- [TASK STATEMENT]: Which lines hold the word "Balancing"? Show each of them.

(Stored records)
○ ○ ○ ○ ○ ○ ○

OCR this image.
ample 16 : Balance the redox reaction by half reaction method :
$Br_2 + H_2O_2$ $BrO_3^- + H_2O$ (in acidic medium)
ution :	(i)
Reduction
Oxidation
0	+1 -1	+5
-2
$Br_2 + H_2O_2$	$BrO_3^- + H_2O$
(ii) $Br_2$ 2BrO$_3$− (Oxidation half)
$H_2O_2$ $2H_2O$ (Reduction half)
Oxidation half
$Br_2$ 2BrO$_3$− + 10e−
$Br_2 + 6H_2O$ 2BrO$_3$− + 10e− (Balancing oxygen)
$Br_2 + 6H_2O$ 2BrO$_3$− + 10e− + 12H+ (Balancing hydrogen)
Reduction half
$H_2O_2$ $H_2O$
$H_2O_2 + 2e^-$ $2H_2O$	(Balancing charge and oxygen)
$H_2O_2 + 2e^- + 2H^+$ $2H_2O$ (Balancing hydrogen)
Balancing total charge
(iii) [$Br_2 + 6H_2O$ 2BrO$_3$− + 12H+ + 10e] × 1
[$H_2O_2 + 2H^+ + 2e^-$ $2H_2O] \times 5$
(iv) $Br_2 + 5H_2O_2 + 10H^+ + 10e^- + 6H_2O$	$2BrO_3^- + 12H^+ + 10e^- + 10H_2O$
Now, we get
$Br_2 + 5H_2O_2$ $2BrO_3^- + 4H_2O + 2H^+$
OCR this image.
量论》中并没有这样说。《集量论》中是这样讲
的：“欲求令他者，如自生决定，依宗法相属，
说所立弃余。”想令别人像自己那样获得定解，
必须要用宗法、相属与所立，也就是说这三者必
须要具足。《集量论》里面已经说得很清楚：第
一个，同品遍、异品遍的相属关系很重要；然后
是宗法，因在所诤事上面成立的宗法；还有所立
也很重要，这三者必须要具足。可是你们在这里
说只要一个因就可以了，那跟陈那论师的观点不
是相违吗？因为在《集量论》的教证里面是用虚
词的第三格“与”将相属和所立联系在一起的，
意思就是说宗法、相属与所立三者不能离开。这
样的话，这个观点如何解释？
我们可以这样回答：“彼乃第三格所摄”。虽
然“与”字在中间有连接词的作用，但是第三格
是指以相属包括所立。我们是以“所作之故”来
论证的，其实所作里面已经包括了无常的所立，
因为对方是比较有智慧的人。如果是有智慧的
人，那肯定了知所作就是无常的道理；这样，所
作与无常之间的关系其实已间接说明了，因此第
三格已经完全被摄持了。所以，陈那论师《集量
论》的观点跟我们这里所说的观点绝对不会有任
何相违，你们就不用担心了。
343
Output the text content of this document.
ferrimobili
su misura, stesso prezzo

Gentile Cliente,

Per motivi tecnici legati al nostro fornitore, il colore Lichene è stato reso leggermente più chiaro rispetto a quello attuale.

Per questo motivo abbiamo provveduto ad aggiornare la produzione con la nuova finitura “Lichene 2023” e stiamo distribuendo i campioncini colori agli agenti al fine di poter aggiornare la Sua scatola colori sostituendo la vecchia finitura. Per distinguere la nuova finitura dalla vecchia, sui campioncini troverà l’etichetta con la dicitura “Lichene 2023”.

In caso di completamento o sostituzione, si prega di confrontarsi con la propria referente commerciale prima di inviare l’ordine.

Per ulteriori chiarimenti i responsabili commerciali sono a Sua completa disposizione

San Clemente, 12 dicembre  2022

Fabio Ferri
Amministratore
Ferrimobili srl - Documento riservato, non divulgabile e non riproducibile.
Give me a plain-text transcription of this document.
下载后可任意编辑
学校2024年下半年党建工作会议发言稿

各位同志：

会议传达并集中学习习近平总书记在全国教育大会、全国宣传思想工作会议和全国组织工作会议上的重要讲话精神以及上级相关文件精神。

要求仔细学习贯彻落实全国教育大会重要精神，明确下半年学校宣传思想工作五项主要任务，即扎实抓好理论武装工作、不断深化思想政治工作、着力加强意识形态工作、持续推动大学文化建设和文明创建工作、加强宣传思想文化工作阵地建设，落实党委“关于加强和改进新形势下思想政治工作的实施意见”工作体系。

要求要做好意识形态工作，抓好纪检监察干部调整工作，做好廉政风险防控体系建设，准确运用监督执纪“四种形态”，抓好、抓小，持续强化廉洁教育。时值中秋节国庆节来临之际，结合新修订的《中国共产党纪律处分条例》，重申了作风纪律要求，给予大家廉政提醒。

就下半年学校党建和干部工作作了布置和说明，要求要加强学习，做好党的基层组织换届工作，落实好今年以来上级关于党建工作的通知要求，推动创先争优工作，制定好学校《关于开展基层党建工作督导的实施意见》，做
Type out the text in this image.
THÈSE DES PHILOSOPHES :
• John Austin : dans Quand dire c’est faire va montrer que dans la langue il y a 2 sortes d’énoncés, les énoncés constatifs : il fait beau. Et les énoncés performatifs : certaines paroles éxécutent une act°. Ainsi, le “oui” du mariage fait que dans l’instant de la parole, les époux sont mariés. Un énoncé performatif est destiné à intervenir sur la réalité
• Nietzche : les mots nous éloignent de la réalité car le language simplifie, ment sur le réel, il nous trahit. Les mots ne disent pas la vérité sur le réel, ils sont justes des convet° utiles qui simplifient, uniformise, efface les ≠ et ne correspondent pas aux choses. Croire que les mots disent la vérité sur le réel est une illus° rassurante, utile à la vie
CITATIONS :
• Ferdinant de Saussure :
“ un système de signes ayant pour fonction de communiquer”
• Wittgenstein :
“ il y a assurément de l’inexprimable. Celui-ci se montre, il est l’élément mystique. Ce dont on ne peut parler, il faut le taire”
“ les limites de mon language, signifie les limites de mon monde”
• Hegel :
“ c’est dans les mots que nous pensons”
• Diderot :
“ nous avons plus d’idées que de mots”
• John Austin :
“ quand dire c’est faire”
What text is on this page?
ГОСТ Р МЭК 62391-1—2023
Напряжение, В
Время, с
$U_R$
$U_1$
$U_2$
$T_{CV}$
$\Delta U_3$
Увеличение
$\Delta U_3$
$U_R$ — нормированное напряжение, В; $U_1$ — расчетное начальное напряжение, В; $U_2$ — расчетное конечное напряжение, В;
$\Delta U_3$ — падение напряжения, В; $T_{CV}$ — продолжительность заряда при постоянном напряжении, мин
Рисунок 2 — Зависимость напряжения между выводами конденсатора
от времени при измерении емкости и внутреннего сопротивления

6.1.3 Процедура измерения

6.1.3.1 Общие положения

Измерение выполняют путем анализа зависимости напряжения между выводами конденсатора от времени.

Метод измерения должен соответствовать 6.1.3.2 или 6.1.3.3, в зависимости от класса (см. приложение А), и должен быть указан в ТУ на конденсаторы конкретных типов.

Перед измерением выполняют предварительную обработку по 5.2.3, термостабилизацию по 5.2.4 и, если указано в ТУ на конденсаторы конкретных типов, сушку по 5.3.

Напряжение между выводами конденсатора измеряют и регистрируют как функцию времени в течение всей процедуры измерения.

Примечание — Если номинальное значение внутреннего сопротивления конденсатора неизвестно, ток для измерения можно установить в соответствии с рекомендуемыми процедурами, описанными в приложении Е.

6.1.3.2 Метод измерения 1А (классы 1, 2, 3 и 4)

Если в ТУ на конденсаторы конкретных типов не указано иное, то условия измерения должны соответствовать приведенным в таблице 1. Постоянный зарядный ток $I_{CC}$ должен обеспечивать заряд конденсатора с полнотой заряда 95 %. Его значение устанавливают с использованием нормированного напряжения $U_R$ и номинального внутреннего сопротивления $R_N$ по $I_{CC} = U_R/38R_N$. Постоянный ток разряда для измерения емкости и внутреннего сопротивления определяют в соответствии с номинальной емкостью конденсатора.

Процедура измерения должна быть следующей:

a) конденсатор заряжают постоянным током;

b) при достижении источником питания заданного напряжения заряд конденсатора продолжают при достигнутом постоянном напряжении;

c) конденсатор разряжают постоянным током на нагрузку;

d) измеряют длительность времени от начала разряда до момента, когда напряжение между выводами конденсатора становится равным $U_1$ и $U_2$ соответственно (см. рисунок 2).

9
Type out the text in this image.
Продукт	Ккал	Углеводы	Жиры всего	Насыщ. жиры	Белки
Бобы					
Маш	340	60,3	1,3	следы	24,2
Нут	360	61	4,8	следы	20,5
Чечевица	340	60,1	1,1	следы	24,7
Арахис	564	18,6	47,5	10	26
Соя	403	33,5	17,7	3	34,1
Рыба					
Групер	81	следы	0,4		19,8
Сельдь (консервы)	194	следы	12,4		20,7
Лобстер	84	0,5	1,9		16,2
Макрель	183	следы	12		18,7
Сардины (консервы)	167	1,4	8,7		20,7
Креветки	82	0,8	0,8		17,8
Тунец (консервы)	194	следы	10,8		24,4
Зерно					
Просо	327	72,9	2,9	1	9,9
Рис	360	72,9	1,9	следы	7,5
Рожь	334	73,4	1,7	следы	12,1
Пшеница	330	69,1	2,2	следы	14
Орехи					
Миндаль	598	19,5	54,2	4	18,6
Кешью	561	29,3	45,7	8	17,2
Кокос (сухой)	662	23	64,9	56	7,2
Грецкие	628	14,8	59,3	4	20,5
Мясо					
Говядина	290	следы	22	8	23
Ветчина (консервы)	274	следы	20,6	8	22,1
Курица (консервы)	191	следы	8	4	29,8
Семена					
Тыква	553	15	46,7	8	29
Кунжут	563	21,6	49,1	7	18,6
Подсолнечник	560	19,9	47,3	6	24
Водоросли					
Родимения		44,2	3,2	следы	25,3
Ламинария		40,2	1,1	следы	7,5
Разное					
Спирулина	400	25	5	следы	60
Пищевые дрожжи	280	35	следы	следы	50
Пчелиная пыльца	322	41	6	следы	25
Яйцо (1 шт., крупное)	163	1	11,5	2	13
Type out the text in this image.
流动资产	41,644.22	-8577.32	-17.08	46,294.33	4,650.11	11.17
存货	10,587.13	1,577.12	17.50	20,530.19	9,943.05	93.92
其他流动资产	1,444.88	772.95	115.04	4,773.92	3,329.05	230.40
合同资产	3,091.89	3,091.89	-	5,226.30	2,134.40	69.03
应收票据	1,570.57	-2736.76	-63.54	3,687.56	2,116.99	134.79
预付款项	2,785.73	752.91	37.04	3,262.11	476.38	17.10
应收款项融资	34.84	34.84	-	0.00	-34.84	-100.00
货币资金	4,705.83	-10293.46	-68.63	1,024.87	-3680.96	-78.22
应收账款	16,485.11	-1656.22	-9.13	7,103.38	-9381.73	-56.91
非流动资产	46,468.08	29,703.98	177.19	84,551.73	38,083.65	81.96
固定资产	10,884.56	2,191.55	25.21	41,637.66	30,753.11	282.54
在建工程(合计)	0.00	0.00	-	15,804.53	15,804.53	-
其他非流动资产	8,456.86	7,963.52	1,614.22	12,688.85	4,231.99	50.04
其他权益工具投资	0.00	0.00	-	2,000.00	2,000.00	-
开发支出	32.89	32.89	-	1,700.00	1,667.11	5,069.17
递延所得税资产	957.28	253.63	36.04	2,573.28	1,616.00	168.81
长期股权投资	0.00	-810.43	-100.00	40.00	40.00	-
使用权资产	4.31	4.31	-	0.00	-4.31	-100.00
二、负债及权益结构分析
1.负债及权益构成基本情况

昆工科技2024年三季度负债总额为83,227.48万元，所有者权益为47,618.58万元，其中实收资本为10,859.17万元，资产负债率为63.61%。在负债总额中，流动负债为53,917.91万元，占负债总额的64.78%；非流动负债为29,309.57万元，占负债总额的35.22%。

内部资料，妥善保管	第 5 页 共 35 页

○ ○ ○ ○ ○ ○ ○

- [RESULT FOR THIS TASK]:
$Br_2 + 6H_2O$ 2BrO$_3$− + 10e− (Balancing oxygen)
$Br_2 + 6H_2O$ 2BrO$_3$− + 10e− + 12H+ (Balancing hydrogen)
$H_2O_2 + 2e^-$ $2H_2O$	(Balancing charge and oxygen)
$H_2O_2 + 2e^- + 2H^+$ $2H_2O$ (Balancing hydrogen)
Balancing total charge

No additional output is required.